- [Aim of the exercise]
Please quote every line word for word.

===== Data for this task =====

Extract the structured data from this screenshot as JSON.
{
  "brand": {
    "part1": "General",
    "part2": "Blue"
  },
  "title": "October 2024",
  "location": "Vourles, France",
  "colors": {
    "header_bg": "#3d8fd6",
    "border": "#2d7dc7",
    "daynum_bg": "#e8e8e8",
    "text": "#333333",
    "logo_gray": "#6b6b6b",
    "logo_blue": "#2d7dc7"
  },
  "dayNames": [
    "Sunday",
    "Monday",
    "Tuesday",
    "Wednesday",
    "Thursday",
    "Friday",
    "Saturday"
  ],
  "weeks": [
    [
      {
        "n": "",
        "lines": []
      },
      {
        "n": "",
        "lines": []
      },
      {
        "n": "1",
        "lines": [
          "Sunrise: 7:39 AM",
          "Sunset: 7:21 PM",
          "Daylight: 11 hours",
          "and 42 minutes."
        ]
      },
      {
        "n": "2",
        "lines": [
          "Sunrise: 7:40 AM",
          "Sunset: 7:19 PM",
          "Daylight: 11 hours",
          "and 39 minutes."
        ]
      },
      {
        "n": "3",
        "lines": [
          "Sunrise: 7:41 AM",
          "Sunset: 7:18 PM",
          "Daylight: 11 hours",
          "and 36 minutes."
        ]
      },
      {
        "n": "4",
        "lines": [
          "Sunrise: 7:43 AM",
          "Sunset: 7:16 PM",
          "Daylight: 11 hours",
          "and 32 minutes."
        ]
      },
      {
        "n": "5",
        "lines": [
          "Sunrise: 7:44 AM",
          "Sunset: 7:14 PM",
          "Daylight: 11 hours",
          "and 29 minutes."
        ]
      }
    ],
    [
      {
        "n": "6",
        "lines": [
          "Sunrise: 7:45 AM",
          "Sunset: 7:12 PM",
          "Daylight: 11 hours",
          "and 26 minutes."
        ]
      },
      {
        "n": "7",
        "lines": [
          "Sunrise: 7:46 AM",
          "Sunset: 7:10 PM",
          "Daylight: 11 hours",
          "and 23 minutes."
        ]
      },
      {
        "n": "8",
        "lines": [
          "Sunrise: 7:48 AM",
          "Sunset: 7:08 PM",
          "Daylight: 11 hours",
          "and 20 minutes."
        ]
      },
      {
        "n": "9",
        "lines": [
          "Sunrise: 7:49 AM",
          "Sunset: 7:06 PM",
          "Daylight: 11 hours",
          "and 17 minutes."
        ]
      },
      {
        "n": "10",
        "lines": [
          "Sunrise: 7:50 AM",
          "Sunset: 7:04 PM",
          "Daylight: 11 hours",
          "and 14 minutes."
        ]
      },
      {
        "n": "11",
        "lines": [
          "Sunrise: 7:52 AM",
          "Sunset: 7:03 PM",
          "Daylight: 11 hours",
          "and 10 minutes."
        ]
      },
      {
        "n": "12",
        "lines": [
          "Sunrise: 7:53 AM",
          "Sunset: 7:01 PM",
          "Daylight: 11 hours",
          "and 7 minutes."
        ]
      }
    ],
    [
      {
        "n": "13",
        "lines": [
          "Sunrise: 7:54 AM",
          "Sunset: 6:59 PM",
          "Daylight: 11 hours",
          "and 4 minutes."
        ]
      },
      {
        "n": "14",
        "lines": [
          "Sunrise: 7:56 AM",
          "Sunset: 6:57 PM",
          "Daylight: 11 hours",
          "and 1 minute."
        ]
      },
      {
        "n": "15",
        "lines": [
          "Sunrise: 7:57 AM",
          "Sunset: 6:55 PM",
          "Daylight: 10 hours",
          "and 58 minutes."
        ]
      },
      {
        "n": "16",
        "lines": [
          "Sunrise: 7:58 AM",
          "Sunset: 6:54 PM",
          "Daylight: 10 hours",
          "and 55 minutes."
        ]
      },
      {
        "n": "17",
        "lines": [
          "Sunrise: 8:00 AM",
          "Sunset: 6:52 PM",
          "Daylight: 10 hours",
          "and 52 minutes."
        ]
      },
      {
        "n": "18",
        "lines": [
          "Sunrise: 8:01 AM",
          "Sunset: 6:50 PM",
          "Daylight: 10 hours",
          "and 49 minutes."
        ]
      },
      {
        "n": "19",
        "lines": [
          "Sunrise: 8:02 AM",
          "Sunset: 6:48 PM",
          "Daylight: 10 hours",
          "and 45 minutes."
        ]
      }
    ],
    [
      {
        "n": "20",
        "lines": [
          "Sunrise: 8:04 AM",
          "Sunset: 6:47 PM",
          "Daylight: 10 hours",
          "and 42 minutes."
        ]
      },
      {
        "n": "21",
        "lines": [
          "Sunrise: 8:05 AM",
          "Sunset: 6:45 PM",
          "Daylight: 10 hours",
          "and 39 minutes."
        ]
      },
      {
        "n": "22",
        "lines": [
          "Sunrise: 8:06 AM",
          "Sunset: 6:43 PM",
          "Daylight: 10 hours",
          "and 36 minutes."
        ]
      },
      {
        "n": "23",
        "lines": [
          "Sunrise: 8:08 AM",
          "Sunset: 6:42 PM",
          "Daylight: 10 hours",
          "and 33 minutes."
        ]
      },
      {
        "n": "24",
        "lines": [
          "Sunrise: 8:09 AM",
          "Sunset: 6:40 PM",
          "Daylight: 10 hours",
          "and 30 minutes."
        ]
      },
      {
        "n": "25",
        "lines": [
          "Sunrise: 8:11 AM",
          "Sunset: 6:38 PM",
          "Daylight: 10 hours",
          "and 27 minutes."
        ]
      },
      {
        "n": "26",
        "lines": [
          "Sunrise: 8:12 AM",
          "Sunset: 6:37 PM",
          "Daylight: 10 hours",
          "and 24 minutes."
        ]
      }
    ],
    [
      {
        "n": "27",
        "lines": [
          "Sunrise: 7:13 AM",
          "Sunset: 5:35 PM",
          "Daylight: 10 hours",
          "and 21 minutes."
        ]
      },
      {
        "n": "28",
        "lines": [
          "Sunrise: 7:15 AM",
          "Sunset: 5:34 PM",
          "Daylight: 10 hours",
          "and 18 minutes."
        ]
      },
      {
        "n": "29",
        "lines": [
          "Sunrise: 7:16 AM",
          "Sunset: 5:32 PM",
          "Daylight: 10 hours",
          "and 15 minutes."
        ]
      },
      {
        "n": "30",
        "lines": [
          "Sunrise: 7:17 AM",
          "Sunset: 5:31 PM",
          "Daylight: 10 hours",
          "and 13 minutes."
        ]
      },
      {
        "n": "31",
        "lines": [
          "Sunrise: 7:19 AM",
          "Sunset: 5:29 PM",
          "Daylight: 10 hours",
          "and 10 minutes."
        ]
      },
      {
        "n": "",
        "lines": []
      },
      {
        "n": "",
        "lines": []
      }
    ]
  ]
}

=====

- [Exercise solution]
Extract the structured data from this screenshot as JSON.
{
  "brand": {
    "part1": "General",
    "part2": "Blue"
  },
  "title": "October 2024",
  "location": "Vourles, France",
  "colors": {
    "header_bg": "#3d8fd6",
    "border": "#2d7dc7",
    "daynum_bg": "#e8e8e8",
    "text": "#333333",
    "logo_gray": "#6b6b6b",
    "logo_blue": "#2d7dc7"
  },
  "dayNames": [
    "Sunday",
    "Monday",
    "Tuesday",
    "Wednesday",
    "Thursday",
    "Friday",
    "Saturday"
  ],
  "weeks": [
    [
      {
        "n": "",
        "lines": []
      },
      {
        "n": "",
        "lines": []
      },
      {
        "n": "1",
        "lines": [
          "Sunrise: 7:39 AM",
          "Sunset: 7:21 PM",
          "Daylight: 11 hours",
          "and 42 minutes."
        ]
      },
      {
        "n": "2",
        "lines": [
          "Sunrise: 7:40 AM",
          "Sunset: 7:19 PM",
          "Daylight: 11 hours",
          "and 39 minutes."
        ]
      },
      {
        "n": "3",
        "lines": [
          "Sunrise: 7:41 AM",
          "Sunset: 7:18 PM",
          "Daylight: 11 hours",
          "and 36 minutes."
        ]
      },
      {
        "n": "4",
        "lines": [
          "Sunrise: 7:43 AM",
          "Sunset: 7:16 PM",
          "Daylight: 11 hours",
          "and 32 minutes."
        ]
      },
      {
        "n": "5",
        "lines": [
          "Sunrise: 7:44 AM",
          "Sunset: 7:14 PM",
          "Daylight: 11 hours",
          "and 29 minutes."
        ]
      }
    ],
    [
      {
        "n": "6",
        "lines": [
          "Sunrise: 7:45 AM",
          "Sunset: 7:12 PM",
          "Daylight: 11 hours",
          "and 26 minutes."
        ]
      },
      {
        "n": "7",
        "lines": [
          "Sunrise: 7:46 AM",
          "Sunset: 7:10 PM",
          "Daylight: 11 hours",
          "and 23 minutes."
        ]
      },
      {
        "n": "8",
        "lines": [
          "Sunrise: 7:48 AM",
          "Sunset: 7:08 PM",
          "Daylight: 11 hours",
          "and 20 minutes."
        ]
      },
      {
        "n": "9",
        "lines": [
          "Sunrise: 7:49 AM",
          "Sunset: 7:06 PM",
          "Daylight: 11 hours",
          "and 17 minutes."
        ]
      },
      {
        "n": "10",
        "lines": [
          "Sunrise: 7:50 AM",
          "Sunset: 7:04 PM",
          "Daylight: 11 hours",
          "and 14 minutes."
        ]
      },
      {
        "n": "11",
        "lines": [
          "Sunrise: 7:52 AM",
          "Sunset: 7:03 PM",
          "Daylight: 11 hours",
          "and 10 minutes."
        ]
      },
      {
        "n": "12",
        "lines": [
          "Sunrise: 7:53 AM",
          "Sunset: 7:01 PM",
          "Daylight: 11 hours",
          "and 7 minutes."
        ]
      }
    ],
    [
      {
        "n": "13",
        "lines": [
          "Sunrise: 7:54 AM",
          "Sunset: 6:59 PM",
          "Daylight: 11 hours",
          "and 4 minutes."
        ]
      },
      {
        "n": "14",
        "lines": [
          "Sunrise: 7:56 AM",
          "Sunset: 6:57 PM",
          "Daylight: 11 hours",
          "and 1 minute."
        ]
      },
      {
        "n": "15",
        "lines": [
          "Sunrise: 7:57 AM",
          "Sunset: 6:55 PM",
          "Daylight: 10 hours",
          "and 58 minutes."
        ]
      },
      {
        "n": "16",
        "lines": [
          "Sunrise: 7:58 AM",
          "Sunset: 6:54 PM",
          "Daylight: 10 hours",
          "and 55 minutes."
        ]
      },
      {
        "n": "17",
        "lines": [
          "Sunrise: 8:00 AM",
          "Sunset: 6:52 PM",
          "Daylight: 10 hours",
          "and 52 minutes."
        ]
      },
      {
        "n": "18",
        "lines": [
          "Sunrise: 8:01 AM",
          "Sunset: 6:50 PM",
          "Daylight: 10 hours",
          "and 49 minutes."
        ]
      },
      {
        "n": "19",
        "lines": [
          "Sunrise: 8:02 AM",
          "Sunset: 6:48 PM",
          "Daylight: 10 hours",
          "and 45 minutes."
        ]
      }
    ],
    [
      {
        "n": "20",
        "lines": [
          "Sunrise: 8:04 AM",
          "Sunset: 6:47 PM",
          "Daylight: 10 hours",
          "and 42 minutes."
        ]
      },
      {
        "n": "21",
        "lines": [
          "Sunrise: 8:05 AM",
          "Sunset: 6:45 PM",
          "Daylight: 10 hours",
          "and 39 minutes."
        ]
      },
      {
        "n": "22",
        "lines": [
          "Sunrise: 8:06 AM",
          "Sunset: 6:43 PM",
          "Daylight: 10 hours",
          "and 36 minutes."
        ]
      },
      {
        "n": "23",
        "lines": [
          "Sunrise: 8:08 AM",
          "Sunset: 6:42 PM",
          "Daylight: 10 hours",
          "and 33 minutes."
        ]
      },
      {
        "n": "24",
        "lines": [
          "Sunrise: 8:09 AM",
          "Sunset: 6:40 PM",
          "Daylight: 10 hours",
          "and 30 minutes."
        ]
      },
      {
        "n": "25",
        "lines": [
          "Sunrise: 8:11 AM",
          "Sunset: 6:38 PM",
          "Daylight: 10 hours",
          "and 27 minutes."
        ]
      },
      {
        "n": "26",
        "lines": [
          "Sunrise: 8:12 AM",
          "Sunset: 6:37 PM",
          "Daylight: 10 hours",
          "and 24 minutes."
        ]
      }
    ],
    [
      {
        "n": "27",
        "lines": [
          "Sunrise: 7:13 AM",
          "Sunset: 5:35 PM",
          "Daylight: 10 hours",
          "and 21 minutes."
        ]
      },
      {
        "n": "28",
        "lines": [
          "Sunrise: 7:15 AM",
          "Sunset: 5:34 PM",
          "Daylight: 10 hours",
          "and 18 minutes."
        ]
      },
      {
        "n": "29",
        "lines": [
          "Sunrise: 7:16 AM",
          "Sunset: 5:32 PM",
          "Daylight: 10 hours",
          "and 15 minutes."
        ]
      },
      {
        "n": "30",
        "lines": [
          "Sunrise: 7:17 AM",
          "Sunset: 5:31 PM",
          "Daylight: 10 hours",
          "and 13 minutes."
        ]
      },
      {
        "n": "31",
        "lines": [
          "Sunrise: 7:19 AM",
          "Sunset: 5:29 PM",
          "Daylight: 10 hours",
          "and 10 minutes."
        ]
      },
      {
        "n": "",
        "lines": []
      },
      {
        "n": "",
        "lines": []
      }
    ]
  ]
}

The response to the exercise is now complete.